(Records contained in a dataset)
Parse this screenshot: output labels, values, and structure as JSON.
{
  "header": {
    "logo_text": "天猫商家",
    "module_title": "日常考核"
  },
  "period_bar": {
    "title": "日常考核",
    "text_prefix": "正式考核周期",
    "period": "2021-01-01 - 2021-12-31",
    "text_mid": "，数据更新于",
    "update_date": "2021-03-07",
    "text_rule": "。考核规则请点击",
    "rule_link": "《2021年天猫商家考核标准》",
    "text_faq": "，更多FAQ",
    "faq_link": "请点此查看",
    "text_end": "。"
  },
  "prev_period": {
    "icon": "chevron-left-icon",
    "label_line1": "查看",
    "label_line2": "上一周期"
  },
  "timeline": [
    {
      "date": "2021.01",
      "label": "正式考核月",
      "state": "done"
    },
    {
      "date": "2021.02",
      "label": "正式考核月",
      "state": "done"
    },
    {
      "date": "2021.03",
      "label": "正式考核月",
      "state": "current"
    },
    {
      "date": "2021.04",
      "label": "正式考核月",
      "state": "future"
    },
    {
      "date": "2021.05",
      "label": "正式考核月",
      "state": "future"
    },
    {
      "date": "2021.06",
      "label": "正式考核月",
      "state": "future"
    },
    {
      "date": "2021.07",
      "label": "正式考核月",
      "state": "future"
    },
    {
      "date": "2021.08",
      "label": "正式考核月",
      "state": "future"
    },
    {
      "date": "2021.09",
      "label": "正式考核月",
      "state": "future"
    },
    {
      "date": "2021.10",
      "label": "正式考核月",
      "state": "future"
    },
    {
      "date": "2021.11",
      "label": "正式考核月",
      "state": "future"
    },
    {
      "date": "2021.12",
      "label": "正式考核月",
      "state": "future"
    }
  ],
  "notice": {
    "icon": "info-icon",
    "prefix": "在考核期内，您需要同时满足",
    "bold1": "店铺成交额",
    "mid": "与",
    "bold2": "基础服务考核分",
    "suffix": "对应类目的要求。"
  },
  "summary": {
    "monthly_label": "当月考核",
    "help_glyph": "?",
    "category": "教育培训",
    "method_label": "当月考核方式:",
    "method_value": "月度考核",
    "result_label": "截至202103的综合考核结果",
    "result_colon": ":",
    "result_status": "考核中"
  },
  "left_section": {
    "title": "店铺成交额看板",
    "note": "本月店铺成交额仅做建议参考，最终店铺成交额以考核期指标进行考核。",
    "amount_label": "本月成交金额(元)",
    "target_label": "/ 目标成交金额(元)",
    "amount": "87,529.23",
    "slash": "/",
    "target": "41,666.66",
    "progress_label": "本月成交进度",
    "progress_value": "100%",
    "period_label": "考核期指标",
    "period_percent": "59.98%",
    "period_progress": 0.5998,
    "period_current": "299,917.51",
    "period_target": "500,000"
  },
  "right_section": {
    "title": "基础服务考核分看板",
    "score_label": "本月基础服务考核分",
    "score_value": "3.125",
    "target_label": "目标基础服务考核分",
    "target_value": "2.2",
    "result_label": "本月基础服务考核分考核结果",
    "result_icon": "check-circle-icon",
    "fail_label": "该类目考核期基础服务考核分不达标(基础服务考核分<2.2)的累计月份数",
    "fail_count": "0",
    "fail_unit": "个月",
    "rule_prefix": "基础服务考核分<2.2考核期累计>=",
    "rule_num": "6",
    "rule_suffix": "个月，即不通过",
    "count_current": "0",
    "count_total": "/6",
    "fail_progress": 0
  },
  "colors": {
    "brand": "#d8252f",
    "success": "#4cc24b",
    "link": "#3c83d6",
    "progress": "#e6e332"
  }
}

-- Short exercise --
Write out all the data again, exactly as it appears.

-- Reply --
Parse this screenshot: output labels, values, and structure as JSON.
{
  "header": {
    "logo_text": "天猫商家",
    "module_title": "日常考核"
  },
  "period_bar": {
    "title": "日常考核",
    "text_prefix": "正式考核周期",
    "period": "2021-01-01 - 2021-12-31",
    "text_mid": "，数据更新于",
    "update_date": "2021-03-07",
    "text_rule": "。考核规则请点击",
    "rule_link": "《2021年天猫商家考核标准》",
    "text_faq": "，更多FAQ",
    "faq_link": "请点此查看",
    "text_end": "。"
  },
  "prev_period": {
    "icon": "chevron-left-icon",
    "label_line1": "查看",
    "label_line2": "上一周期"
  },
  "timeline": [
    {
      "date": "2021.01",
      "label": "正式考核月",
      "state": "done"
    },
    {
      "date": "2021.02",
      "label": "正式考核月",
      "state": "done"
    },
    {
      "date": "2021.03",
      "label": "正式考核月",
      "state": "current"
    },
    {
      "date": "2021.04",
      "label": "正式考核月",
      "state": "future"
    },
    {
      "date": "2021.05",
      "label": "正式考核月",
      "state": "future"
    },
    {
      "date": "2021.06",
      "label": "正式考核月",
      "state": "future"
    },
    {
      "date": "2021.07",
      "label": "正式考核月",
      "state": "future"
    },
    {
      "date": "2021.08",
      "label": "正式考核月",
      "state": "future"
    },
    {
      "date": "2021.09",
      "label": "正式考核月",
      "state": "future"
    },
    {
      "date": "2021.10",
      "label": "正式考核月",
      "state": "future"
    },
    {
      "date": "2021.11",
      "label": "正式考核月",
      "state": "future"
    },
    {
      "date": "2021.12",
      "label": "正式考核月",
      "state": "future"
    }
  ],
  "notice": {
    "icon": "info-icon",
    "prefix": "在考核期内，您需要同时满足",
    "bold1": "店铺成交额",
    "mid": "与",
    "bold2": "基础服务考核分",
    "suffix": "对应类目的要求。"
  },
  "summary": {
    "monthly_label": "当月考核",
    "help_glyph": "?",
    "category": "教育培训",
    "method_label": "当月考核方式:",
    "method_value": "月度考核",
    "result_label": "截至202103的综合考核结果",
    "result_colon": ":",
    "result_status": "考核中"
  },
  "left_section": {
    "title": "店铺成交额看板",
    "note": "本月店铺成交额仅做建议参考，最终店铺成交额以考核期指标进行考核。",
    "amount_label": "本月成交金额(元)",
    "target_label": "/ 目标成交金额(元)",
    "amount": "87,529.23",
    "slash": "/",
    "target": "41,666.66",
    "progress_label": "本月成交进度",
    "progress_value": "100%",
    "period_label": "考核期指标",
    "period_percent": "59.98%",
    "period_progress": 0.5998,
    "period_current": "299,917.51",
    "period_target": "500,000"
  },
  "right_section": {
    "title": "基础服务考核分看板",
    "score_label": "本月基础服务考核分",
    "score_value": "3.125",
    "target_label": "目标基础服务考核分",
    "target_value": "2.2",
    "result_label": "本月基础服务考核分考核结果",
    "result_icon": "check-circle-icon",
    "fail_label": "该类目考核期基础服务考核分不达标(基础服务考核分<2.2)的累计月份数",
    "fail_count": "0",
    "fail_unit": "个月",
    "rule_prefix": "基础服务考核分<2.2考核期累计>=",
    "rule_num": "6",
    "rule_suffix": "个月，即不通过",
    "count_current": "0",
    "count_total": "/6",
    "fail_progress": 0
  },
  "colors": {
    "brand": "#d8252f",
    "success": "#4cc24b",
    "link": "#3c83d6",
    "progress": "#e6e332"
  }
}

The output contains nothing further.